-- start Material --
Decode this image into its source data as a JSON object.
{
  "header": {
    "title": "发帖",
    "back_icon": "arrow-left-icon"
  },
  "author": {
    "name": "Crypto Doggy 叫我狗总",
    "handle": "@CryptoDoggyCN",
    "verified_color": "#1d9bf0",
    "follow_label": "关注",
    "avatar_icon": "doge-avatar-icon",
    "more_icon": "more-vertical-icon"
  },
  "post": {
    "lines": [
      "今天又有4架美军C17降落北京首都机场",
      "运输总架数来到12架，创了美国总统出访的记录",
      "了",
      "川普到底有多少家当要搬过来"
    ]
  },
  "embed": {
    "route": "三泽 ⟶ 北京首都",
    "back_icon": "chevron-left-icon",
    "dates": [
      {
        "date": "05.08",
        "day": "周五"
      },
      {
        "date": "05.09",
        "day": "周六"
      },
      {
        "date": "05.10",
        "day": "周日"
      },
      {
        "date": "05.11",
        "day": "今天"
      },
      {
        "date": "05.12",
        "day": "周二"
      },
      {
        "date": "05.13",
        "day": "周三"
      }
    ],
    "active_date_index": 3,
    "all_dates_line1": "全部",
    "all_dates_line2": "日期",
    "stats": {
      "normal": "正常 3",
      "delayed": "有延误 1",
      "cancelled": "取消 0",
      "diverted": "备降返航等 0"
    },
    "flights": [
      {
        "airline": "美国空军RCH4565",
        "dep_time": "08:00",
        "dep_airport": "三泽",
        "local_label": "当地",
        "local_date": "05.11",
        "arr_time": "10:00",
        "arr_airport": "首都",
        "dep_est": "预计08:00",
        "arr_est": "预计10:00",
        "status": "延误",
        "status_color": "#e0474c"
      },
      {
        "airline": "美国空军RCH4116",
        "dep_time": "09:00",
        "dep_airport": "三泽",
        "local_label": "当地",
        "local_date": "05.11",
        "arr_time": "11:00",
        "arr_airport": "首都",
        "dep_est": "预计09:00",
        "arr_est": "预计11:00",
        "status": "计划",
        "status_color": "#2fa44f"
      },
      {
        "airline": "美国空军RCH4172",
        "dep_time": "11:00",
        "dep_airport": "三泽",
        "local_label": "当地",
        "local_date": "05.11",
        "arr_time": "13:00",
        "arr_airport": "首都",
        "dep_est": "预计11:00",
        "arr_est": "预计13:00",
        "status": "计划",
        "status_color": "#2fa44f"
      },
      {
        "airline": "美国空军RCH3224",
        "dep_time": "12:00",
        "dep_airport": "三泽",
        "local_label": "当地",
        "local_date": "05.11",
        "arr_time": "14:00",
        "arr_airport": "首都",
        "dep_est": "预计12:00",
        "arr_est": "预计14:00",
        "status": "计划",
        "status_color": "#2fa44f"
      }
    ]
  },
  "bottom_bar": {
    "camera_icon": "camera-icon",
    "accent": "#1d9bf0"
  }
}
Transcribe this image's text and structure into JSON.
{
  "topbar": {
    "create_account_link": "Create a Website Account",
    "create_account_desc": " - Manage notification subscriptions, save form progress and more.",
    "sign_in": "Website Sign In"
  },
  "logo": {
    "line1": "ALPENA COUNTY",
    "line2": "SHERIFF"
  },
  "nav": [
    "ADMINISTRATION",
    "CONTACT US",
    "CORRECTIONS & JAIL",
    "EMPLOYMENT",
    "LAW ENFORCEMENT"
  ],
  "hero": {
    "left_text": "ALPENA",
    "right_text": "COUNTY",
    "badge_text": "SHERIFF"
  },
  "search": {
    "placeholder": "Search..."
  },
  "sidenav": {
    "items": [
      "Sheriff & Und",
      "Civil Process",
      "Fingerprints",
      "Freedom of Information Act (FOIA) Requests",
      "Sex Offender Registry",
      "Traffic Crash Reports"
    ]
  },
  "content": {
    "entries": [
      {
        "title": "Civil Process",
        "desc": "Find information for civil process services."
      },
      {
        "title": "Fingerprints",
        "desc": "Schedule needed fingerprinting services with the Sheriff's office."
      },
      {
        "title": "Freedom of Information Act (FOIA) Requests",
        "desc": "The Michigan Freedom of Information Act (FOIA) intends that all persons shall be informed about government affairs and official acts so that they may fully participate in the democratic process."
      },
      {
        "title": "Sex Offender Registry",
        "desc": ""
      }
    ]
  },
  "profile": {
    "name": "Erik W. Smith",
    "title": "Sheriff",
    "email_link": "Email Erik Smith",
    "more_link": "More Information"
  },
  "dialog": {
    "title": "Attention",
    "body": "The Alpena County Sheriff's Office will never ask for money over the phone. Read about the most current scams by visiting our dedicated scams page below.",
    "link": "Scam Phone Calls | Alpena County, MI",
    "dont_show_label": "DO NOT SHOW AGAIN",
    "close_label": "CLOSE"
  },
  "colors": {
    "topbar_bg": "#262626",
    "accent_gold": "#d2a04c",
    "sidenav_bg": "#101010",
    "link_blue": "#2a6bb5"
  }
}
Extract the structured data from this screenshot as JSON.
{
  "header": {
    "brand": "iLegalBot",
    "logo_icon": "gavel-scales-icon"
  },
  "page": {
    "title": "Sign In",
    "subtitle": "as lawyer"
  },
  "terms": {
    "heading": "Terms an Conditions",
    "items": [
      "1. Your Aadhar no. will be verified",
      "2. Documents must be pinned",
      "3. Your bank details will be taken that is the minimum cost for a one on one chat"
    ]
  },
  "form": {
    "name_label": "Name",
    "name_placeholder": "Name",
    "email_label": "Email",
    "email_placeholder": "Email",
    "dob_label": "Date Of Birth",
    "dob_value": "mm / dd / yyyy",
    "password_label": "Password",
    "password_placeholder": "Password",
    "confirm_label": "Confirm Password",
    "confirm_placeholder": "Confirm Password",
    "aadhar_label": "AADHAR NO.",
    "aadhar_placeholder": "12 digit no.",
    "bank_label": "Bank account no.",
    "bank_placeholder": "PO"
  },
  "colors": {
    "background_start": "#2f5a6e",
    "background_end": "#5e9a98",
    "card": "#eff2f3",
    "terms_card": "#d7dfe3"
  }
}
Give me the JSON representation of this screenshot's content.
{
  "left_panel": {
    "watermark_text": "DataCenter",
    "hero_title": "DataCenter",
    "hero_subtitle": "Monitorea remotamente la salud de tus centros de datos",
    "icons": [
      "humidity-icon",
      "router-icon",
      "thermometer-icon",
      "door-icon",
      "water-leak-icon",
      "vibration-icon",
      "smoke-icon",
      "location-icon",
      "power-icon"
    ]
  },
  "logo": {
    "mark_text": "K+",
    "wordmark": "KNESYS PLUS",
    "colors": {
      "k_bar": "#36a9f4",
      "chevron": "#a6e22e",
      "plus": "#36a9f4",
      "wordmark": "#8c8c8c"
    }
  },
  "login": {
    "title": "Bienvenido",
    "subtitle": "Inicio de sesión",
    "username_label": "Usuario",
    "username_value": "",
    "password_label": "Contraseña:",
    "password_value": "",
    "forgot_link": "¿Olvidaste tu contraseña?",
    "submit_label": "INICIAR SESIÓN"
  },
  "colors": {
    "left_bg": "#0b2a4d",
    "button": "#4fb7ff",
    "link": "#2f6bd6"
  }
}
-- end Material --
## Challenge
Quote every record above exactly.

## Response to the task
Decode this image into its source data as a JSON object.
{
  "header": {
    "title": "发帖",
    "back_icon": "arrow-left-icon"
  },
  "author": {
    "name": "Crypto Doggy 叫我狗总",
    "handle": "@CryptoDoggyCN",
    "verified_color": "#1d9bf0",
    "follow_label": "关注",
    "avatar_icon": "doge-avatar-icon",
    "more_icon": "more-vertical-icon"
  },
  "post": {
    "lines": [
      "今天又有4架美军C17降落北京首都机场",
      "运输总架数来到12架，创了美国总统出访的记录",
      "了",
      "川普到底有多少家当要搬过来"
    ]
  },
  "embed": {
    "route": "三泽 ⟶ 北京首都",
    "back_icon": "chevron-left-icon",
    "dates": [
      {
        "date": "05.08",
        "day": "周五"
      },
      {
        "date": "05.09",
        "day": "周六"
      },
      {
        "date": "05.10",
        "day": "周日"
      },
      {
        "date": "05.11",
        "day": "今天"
      },
      {
        "date": "05.12",
        "day": "周二"
      },
      {
        "date": "05.13",
        "day": "周三"
      }
    ],
    "active_date_index": 3,
    "all_dates_line1": "全部",
    "all_dates_line2": "日期",
    "stats": {
      "normal": "正常 3",
      "delayed": "有延误 1",
      "cancelled": "取消 0",
      "diverted": "备降返航等 0"
    },
    "flights": [
      {
        "airline": "美国空军RCH4565",
        "dep_time": "08:00",
        "dep_airport": "三泽",
        "local_label": "当地",
        "local_date": "05.11",
        "arr_time": "10:00",
        "arr_airport": "首都",
        "dep_est": "预计08:00",
        "arr_est": "预计10:00",
        "status": "延误",
        "status_color": "#e0474c"
      },
      {
        "airline": "美国空军RCH4116",
        "dep_time": "09:00",
        "dep_airport": "三泽",
        "local_label": "当地",
        "local_date": "05.11",
        "arr_time": "11:00",
        "arr_airport": "首都",
        "dep_est": "预计09:00",
        "arr_est": "预计11:00",
        "status": "计划",
        "status_color": "#2fa44f"
      },
      {
        "airline": "美国空军RCH4172",
        "dep_time": "11:00",
        "dep_airport": "三泽",
        "local_label": "当地",
        "local_date": "05.11",
        "arr_time": "13:00",
        "arr_airport": "首都",
        "dep_est": "预计11:00",
        "arr_est": "预计13:00",
        "status": "计划",
        "status_color": "#2fa44f"
      },
      {
        "airline": "美国空军RCH3224",
        "dep_time": "12:00",
        "dep_airport": "三泽",
        "local_label": "当地",
        "local_date": "05.11",
        "arr_time": "14:00",
        "arr_airport": "首都",
        "dep_est": "预计12:00",
        "arr_est": "预计14:00",
        "status": "计划",
        "status_color": "#2fa44f"
      }
    ]
  },
  "bottom_bar": {
    "camera_icon": "camera-icon",
    "accent": "#1d9bf0"
  }
}
Transcribe this image's text and structure into JSON.
{
  "topbar": {
    "create_account_link": "Create a Website Account",
    "create_account_desc": " - Manage notification subscriptions, save form progress and more.",
    "sign_in": "Website Sign In"
  },
  "logo": {
    "line1": "ALPENA COUNTY",
    "line2": "SHERIFF"
  },
  "nav": [
    "ADMINISTRATION",
    "CONTACT US",
    "CORRECTIONS & JAIL",
    "EMPLOYMENT",
    "LAW ENFORCEMENT"
  ],
  "hero": {
    "left_text": "ALPENA",
    "right_text": "COUNTY",
    "badge_text": "SHERIFF"
  },
  "search": {
    "placeholder": "Search..."
  },
  "sidenav": {
    "items": [
      "Sheriff & Und",
      "Civil Process",
      "Fingerprints",
      "Freedom of Information Act (FOIA) Requests",
      "Sex Offender Registry",
      "Traffic Crash Reports"
    ]
  },
  "content": {
    "entries": [
      {
        "title": "Civil Process",
        "desc": "Find information for civil process services."
      },
      {
        "title": "Fingerprints",
        "desc": "Schedule needed fingerprinting services with the Sheriff's office."
      },
      {
        "title": "Freedom of Information Act (FOIA) Requests",
        "desc": "The Michigan Freedom of Information Act (FOIA) intends that all persons shall be informed about government affairs and official acts so that they may fully participate in the democratic process."
      },
      {
        "title": "Sex Offender Registry",
        "desc": ""
      }
    ]
  },
  "profile": {
    "name": "Erik W. Smith",
    "title": "Sheriff",
    "email_link": "Email Erik Smith",
    "more_link": "More Information"
  },
  "dialog": {
    "title": "Attention",
    "body": "The Alpena County Sheriff's Office will never ask for money over the phone. Read about the most current scams by visiting our dedicated scams page below.",
    "link": "Scam Phone Calls | Alpena County, MI",
    "dont_show_label": "DO NOT SHOW AGAIN",
    "close_label": "CLOSE"
  },
  "colors": {
    "topbar_bg": "#262626",
    "accent_gold": "#d2a04c",
    "sidenav_bg": "#101010",
    "link_blue": "#2a6bb5"
  }
}
Extract the structured data from this screenshot as JSON.
{
  "header": {
    "brand": "iLegalBot",
    "logo_icon": "gavel-scales-icon"
  },
  "page": {
    "title": "Sign In",
    "subtitle": "as lawyer"
  },
  "terms": {
    "heading": "Terms an Conditions",
    "items": [
      "1. Your Aadhar no. will be verified",
      "2. Documents must be pinned",
      "3. Your bank details will be taken that is the minimum cost for a one on one chat"
    ]
  },
  "form": {
    "name_label": "Name",
    "name_placeholder": "Name",
    "email_label": "Email",
    "email_placeholder": "Email",
    "dob_label": "Date Of Birth",
    "dob_value": "mm / dd / yyyy",
    "password_label": "Password",
    "password_placeholder": "Password",
    "confirm_label": "Confirm Password",
    "confirm_placeholder": "Confirm Password",
    "aadhar_label": "AADHAR NO.",
    "aadhar_placeholder": "12 digit no.",
    "bank_label": "Bank account no.",
    "bank_placeholder": "PO"
  },
  "colors": {
    "background_start": "#2f5a6e",
    "background_end": "#5e9a98",
    "card": "#eff2f3",
    "terms_card": "#d7dfe3"
  }
}
Give me the JSON representation of this screenshot's content.
{
  "left_panel": {
    "watermark_text": "DataCenter",
    "hero_title": "DataCenter",
    "hero_subtitle": "Monitorea remotamente la salud de tus centros de datos",
    "icons": [
      "humidity-icon",
      "router-icon",
      "thermometer-icon",
      "door-icon",
      "water-leak-icon",
      "vibration-icon",
      "smoke-icon",
      "location-icon",
      "power-icon"
    ]
  },
  "logo": {
    "mark_text": "K+",
    "wordmark": "KNESYS PLUS",
    "colors": {
      "k_bar": "#36a9f4",
      "chevron": "#a6e22e",
      "plus": "#36a9f4",
      "wordmark": "#8c8c8c"
    }
  },
  "login": {
    "title": "Bienvenido",
    "subtitle": "Inicio de sesión",
    "username_label": "Usuario",
    "username_value": "",
    "password_label": "Contraseña:",
    "password_value": "",
    "forgot_link": "¿Olvidaste tu contraseña?",
    "submit_label": "INICIAR SESIÓN"
  },
  "colors": {
    "left_bg": "#0b2a4d",
    "button": "#4fb7ff",
    "link": "#2f6bd6"
  }
}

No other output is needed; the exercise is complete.